Prehistoric bronze artefact

The Dunaverney Flesh-Hook is a sophisticated bronze artefact from Prehistoric Ireland, thought to be an item of ceremonial feasting gear, and a symbol of authority. It is believed it was used to remove chunks of meat from a stew in a large cauldron for serving. It dates to the Late Bronze Age, between 1050 and 900 BC. Since 1856, it has been in the British Museum in London.

==Description==
Along the top of the flesh-hook are the figures of five birds, two large ones next to three smaller ones. At the bottom of the shaft, facing the family of five, are two birds. The group of two birds can be identified as corvids, perhaps ravens, the family of five as swans and cygnets. The two sets of birds seem to invoke opposites: birds of water versus birds of the air; white ranged against black, fecundity as opposed to death (implied by the carrion-eating of ravens). The flesh-hook was originally linked by pieces of oak shaft, only one fragment of which remains extant.

> _Task to complete_: Write out the flesh-hook passage word for word, everything from "Prehistoric bronze artefact" down to "Museum in London.". The rows after the flesh-hook passage are separate material.

> _Record excerpts_:
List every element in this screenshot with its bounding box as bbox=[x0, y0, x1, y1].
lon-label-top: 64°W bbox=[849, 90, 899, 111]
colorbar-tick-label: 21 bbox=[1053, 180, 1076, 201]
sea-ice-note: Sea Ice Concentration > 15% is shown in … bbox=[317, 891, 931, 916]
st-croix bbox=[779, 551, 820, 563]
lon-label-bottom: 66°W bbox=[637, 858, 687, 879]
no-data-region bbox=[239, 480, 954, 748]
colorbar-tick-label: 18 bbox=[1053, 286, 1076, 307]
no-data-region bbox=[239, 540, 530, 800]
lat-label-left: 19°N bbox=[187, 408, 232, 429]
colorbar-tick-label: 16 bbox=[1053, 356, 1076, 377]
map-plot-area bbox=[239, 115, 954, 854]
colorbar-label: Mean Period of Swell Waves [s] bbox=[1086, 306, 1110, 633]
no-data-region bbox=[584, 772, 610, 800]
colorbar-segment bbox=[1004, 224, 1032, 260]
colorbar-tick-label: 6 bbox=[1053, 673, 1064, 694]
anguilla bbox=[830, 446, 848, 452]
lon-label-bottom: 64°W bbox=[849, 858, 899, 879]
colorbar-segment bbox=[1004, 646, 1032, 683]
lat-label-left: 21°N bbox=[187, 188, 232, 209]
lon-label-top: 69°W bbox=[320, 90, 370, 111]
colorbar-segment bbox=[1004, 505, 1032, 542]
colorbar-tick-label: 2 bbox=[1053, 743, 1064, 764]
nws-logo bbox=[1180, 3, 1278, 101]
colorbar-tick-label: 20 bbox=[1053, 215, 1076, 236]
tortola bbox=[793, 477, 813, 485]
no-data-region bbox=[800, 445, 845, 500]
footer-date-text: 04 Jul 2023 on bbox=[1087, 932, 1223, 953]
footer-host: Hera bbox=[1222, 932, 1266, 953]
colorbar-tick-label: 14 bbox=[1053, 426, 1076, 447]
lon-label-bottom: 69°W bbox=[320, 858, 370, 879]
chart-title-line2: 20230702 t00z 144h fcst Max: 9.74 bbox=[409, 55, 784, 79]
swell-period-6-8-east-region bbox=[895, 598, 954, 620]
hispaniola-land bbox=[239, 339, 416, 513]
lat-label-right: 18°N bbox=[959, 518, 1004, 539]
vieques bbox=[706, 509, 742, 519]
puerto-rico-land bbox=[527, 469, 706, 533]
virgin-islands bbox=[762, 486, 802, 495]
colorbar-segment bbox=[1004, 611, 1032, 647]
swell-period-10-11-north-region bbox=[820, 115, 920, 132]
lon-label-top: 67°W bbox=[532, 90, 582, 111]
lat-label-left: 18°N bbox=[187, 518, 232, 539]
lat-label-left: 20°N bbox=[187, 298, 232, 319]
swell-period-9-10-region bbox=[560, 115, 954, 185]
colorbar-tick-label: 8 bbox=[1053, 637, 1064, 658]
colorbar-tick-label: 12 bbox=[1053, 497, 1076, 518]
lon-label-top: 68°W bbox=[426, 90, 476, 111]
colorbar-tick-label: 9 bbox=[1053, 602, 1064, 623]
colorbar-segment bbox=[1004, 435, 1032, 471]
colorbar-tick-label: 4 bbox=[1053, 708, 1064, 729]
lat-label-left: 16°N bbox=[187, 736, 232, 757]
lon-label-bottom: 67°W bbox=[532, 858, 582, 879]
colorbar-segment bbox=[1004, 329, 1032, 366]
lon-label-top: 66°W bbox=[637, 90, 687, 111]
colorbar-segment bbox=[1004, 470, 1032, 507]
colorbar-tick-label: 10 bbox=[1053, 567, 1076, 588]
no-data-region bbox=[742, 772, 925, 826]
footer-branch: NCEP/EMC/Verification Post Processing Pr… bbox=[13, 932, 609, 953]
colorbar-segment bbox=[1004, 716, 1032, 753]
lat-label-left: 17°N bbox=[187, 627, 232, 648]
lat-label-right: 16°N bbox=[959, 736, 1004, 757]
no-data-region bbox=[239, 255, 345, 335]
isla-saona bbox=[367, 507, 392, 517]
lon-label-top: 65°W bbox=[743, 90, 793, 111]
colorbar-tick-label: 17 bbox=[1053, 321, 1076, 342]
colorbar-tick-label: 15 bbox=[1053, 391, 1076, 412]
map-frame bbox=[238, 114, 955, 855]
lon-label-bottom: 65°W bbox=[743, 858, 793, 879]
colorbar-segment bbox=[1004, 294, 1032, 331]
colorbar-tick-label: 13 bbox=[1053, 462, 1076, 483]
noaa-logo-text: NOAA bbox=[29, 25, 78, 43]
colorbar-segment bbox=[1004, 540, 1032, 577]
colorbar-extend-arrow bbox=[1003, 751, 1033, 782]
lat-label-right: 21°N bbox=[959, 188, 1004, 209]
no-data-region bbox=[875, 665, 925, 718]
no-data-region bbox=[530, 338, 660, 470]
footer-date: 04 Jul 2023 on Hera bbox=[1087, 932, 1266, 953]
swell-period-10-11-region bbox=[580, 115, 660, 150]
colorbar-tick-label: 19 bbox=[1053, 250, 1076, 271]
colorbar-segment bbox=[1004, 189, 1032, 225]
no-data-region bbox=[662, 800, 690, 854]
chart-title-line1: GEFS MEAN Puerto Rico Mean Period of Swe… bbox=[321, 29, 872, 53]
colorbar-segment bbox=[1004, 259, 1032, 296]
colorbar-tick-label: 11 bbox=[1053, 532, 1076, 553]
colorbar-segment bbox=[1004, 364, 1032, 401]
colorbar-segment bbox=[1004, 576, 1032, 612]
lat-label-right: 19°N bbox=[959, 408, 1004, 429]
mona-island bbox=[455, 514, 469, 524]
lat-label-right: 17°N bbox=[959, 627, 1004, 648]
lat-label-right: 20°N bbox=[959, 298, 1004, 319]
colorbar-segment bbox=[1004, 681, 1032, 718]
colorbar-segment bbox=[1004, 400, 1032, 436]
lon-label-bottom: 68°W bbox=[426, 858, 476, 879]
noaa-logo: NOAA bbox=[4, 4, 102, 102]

> _Solution to the problem_:
Prehistoric bronze artefact

The Dunaverney Flesh-Hook is a sophisticated bronze artefact from Prehistoric Ireland, thought to be an item of ceremonial feasting gear, and a symbol of authority. It is believed it was used to remove chunks of meat from a stew in a large cauldron for serving. It dates to the Late Bronze Age, between 1050 and 900 BC. Since 1856, it has been in the British Museum in London.